● YOUR TASK: Find the lines holding the word "SPIC" and collect them.

───

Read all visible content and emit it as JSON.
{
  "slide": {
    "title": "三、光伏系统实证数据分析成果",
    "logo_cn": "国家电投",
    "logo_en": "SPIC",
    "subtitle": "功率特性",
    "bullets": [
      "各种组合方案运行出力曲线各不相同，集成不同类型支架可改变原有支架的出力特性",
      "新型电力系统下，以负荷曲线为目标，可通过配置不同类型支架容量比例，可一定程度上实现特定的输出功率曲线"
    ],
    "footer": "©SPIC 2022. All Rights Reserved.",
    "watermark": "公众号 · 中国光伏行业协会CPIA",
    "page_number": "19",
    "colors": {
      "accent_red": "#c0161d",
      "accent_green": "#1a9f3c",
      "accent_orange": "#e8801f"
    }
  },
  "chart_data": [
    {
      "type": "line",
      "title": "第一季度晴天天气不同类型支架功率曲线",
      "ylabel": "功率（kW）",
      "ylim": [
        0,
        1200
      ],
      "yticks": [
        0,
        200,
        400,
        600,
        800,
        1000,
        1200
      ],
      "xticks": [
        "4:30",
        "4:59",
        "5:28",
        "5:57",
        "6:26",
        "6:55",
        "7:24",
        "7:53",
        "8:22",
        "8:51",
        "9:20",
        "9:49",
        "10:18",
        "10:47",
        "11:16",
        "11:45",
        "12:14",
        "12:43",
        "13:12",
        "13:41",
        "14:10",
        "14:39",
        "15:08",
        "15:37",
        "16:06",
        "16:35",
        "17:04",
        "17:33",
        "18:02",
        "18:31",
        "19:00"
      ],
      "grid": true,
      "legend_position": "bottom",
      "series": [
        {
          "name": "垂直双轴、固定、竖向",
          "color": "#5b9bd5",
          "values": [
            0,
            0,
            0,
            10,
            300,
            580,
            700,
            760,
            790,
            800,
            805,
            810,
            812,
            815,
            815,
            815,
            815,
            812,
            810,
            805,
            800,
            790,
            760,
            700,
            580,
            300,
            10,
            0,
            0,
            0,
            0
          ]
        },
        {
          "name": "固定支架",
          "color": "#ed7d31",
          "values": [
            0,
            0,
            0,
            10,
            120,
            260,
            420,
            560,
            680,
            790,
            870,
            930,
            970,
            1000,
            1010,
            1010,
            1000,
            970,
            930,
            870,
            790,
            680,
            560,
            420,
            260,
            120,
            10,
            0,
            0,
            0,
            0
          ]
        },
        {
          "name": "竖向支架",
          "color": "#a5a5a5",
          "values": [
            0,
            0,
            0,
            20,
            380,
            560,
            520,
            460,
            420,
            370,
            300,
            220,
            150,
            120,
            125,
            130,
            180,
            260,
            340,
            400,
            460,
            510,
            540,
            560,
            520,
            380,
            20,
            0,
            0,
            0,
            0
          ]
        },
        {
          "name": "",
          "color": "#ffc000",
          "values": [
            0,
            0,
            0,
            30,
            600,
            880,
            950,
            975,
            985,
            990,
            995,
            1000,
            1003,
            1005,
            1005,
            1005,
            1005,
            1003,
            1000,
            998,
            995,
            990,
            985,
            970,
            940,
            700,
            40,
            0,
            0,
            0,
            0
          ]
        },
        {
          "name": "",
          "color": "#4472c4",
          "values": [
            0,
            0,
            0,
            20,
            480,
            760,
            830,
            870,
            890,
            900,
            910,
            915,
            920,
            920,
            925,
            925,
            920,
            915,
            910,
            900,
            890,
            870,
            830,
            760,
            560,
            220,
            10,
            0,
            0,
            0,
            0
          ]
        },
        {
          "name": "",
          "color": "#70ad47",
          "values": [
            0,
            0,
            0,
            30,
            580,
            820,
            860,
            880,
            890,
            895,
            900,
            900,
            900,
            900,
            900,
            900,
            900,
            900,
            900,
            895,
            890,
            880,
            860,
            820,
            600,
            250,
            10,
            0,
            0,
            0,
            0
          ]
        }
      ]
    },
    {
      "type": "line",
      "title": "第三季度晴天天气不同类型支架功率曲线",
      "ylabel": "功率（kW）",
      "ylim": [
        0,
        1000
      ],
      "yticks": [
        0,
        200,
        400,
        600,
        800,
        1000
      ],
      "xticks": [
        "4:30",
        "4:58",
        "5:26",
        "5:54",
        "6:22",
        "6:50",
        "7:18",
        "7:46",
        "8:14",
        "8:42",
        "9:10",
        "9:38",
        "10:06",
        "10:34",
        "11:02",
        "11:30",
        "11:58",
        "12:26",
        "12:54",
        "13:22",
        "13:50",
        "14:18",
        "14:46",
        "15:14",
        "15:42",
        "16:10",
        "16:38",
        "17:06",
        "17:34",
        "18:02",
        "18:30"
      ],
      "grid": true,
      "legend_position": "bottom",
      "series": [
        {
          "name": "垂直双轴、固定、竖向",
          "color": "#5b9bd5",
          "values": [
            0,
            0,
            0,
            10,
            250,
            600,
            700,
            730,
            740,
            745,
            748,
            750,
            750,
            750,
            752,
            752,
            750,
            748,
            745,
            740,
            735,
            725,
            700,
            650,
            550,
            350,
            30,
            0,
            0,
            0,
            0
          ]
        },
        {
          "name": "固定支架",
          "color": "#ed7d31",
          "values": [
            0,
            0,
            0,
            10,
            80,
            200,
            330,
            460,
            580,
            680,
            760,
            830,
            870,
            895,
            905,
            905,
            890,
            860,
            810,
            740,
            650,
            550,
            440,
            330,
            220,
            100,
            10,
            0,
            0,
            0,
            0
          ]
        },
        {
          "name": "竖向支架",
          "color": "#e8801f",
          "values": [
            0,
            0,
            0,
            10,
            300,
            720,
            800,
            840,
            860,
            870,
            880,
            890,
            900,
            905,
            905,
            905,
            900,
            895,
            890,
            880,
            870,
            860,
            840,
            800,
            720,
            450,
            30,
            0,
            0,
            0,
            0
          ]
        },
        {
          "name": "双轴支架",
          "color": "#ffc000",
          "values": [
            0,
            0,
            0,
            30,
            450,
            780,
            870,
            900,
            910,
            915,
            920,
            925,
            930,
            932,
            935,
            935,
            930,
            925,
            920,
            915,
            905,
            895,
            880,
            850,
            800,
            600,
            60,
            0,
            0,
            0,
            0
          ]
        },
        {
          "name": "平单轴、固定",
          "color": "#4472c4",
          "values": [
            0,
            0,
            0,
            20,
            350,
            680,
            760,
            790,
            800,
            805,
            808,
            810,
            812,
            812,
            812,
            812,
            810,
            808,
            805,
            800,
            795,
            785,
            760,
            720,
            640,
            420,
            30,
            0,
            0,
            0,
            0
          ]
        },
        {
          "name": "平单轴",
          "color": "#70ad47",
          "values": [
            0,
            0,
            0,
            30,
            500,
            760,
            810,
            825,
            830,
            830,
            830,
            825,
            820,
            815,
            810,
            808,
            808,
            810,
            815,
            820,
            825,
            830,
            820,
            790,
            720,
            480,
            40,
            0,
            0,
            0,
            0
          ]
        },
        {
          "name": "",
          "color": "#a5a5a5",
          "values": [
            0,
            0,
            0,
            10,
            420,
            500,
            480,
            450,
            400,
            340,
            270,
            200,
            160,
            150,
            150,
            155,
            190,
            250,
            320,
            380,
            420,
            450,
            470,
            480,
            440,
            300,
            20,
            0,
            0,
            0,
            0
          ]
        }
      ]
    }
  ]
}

───

● TASK RESULT:
    "logo_en": "SPIC",
    "footer": "©SPIC 2022. All Rights Reserved.",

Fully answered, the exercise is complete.